Fundamentals of Vipassanā Meditation

Uposatha the Goddess 


            In the time of the Buddha there was a girl called Uposatha at Saketa, which lies in Kosala region in Central India. She lived by the teachings of the Buddha and became a Stream-winner. When she died she was born in Tavatimsa heaven. There she lived in a magnificent palace. One day the Venerable Moggallāna while on a tour of the deva worlds met her. The monks in those days were perfect in higher knowledge and had acquired supernatural powers. They could travel to deva worlds or look towards them with their deva-sight or listen to them with their deva-hearing. But today there are no monks known to possess such powers. We cannot go to the deva worlds. Even if we managed somehow to get there, we would not be able to see them. Let alone those devas in the higher planes, we cannot even see those devas in this world of men, such as guardians of trees and guardians of treasures.


            Well, the Venerable Moggallāna often toured the deva worlds by his supernatural powers It was his intention to get firsthand reports from the devas interviewed as to how they had got there, what good deed they had performed to deserve the good life there. Of course, he could learn of their stories without going to them. But he wanted their stories as told by themselves. As the elder went there, be came near to the palace of the goddess Uposatha, who saluted him from her palace. Moggallāna asked her, "Young goddess, your splendour is like the brightness of the planet Venus. What good deeds have you done to deserve this splendour and good life?" The goddess answered:


            "I was a woman, by name Uposatha at Saketa. I listened to the Buddha's teaching, was full of faith in his religion, and became a lay disciple who went to the Three Gems for Refuge."

- **DATASET ENTRIES**
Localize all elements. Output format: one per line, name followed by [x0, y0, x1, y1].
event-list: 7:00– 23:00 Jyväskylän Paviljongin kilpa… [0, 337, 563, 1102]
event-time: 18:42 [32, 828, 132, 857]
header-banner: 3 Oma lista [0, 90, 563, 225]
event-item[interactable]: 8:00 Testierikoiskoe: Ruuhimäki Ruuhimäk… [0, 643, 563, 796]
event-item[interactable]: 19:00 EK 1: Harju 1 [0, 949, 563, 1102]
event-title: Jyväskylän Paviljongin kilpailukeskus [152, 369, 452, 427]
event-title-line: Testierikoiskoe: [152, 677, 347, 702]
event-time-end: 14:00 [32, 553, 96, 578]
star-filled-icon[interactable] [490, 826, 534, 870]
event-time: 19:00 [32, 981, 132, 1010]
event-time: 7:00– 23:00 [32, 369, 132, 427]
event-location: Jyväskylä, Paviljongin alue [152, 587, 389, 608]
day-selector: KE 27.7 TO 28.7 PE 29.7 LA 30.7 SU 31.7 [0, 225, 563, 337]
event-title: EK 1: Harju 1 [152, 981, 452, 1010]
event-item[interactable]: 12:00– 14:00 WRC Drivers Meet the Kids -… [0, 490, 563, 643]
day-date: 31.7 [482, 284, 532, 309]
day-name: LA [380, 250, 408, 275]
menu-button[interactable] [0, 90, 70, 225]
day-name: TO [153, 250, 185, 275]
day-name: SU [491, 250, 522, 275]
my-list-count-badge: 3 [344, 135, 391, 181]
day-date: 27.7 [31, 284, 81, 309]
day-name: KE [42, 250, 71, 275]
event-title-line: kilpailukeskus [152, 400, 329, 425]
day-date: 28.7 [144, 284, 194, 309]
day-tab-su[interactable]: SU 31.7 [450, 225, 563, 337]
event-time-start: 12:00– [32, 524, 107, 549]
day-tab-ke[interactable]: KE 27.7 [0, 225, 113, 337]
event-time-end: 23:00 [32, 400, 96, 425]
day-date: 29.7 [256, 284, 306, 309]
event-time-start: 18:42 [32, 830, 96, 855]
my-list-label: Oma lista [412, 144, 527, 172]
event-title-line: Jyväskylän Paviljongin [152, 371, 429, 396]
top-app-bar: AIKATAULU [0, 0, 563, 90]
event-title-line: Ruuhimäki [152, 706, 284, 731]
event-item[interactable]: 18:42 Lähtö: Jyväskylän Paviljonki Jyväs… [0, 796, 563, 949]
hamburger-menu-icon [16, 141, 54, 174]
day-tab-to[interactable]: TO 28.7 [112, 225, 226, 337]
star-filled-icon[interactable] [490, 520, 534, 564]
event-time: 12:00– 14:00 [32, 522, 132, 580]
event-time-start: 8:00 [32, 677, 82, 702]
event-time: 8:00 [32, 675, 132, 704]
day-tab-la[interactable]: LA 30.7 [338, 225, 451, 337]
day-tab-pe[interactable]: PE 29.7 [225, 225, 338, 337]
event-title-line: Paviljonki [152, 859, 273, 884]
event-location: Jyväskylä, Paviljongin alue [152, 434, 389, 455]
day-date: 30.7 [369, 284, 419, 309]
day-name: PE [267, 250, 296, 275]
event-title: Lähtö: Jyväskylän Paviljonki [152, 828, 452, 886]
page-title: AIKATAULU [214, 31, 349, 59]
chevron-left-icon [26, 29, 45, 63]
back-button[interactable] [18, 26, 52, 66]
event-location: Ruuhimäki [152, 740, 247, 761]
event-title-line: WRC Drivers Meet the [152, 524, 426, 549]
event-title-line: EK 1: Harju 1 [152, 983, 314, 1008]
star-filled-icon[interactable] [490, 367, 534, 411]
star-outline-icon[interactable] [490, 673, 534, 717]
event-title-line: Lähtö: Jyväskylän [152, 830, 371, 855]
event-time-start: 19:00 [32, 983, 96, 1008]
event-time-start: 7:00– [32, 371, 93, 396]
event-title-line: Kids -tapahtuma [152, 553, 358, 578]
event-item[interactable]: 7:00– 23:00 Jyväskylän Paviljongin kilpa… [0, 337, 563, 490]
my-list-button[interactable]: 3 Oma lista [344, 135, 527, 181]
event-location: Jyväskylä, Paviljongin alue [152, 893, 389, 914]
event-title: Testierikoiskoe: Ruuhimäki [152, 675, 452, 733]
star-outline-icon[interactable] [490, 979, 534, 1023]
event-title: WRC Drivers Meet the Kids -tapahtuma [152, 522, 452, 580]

- **DIRECTIONS**
A – Answer these about the passage on Uposatha the goddess:
(i) In which town did Uposatha live, and in which region does it lie?
(ii) In which heaven was she born after she died?
(iii) To what did Moggallāna compare her splendor?
B – Please pick up the passage on Uposatha the goddess after its last sentence and carry it on.

- **ACTIVITY ANSWERS**
A –
(i) Saketa, in the Kosala region of Central India.
(ii) Tavatimsa heaven.
(iii) The brightness of the planet Venus.

B –
            Putting your faith in the three Gems, the Buddha, the Law, and the Order, is "going to the refuge." You do this by repeating the formulae: "I go to the Buddha for refuge, I go to the Law for refuge, I go to the Order for refuge."


            The Buddha knows all the dhamma. Having himself realised Nibbāna, the end of all sufferings like old age, disease and death, he taught the Dhamma so that beings may enjoy the bliss of Nibbāna like him. If one follows the teaching of the Buddha, one can avoid the four lower states and be freed from all suffering. Believing this, you go to the Buddha for refuge. When you are ill, you have to put your faith in the physician. You must trust him. "This doctor is an expert. He can cure me of my illness." In the same way you put your trust in the Buddha knowing that you will be saved from all suffering by following his teachings. But these days some do not seem to know the significance of the formulae. They repeat them because their parents or teachers make them repeat. This is not the right thing. You must know the meaning, think of it in your mind, and repeat the formulae slowly. If you cannot do it often, try to do it, at least once in a while.


            When you say "I go to the law for refuge," you are putting your faith in the teachings of the Buddha - teachings on the path, - the fruit and Nibbāna. You are acknowledging your belief that the practice of these teachings will save you from the four lower states and from all the suffering of the round of rebirth.


            When you say "I go to the Order for refuge," you are putting your faith in the brotherhood of the holy ones, who, by practising the dhamma as taught by the Buddha, have attained or are about to attain the Path and Fruition. You are acknowledging the belief that reliance on the Order will lend you freedom from the lower states and the round of rebirth.


            A man who has gone to the Three Refuges is called in Pāli an upāsaka, and a woman an upāsikā. Being an upāsaka or upāsikā amounts to doing a good deed that will send you to the deva worlds.


                                    "Those who have gone to the Buddha for refuge

                                    will not go to the lower worlds.

                                    Leaving human bodies, they will fill deva bodies."

                                                                                                            D. ii. 204; S i. 25


            The goddess Uposatha had done other good deeds, too. She continued: "I was full of morality. I gave alms. I kept the Sabbath."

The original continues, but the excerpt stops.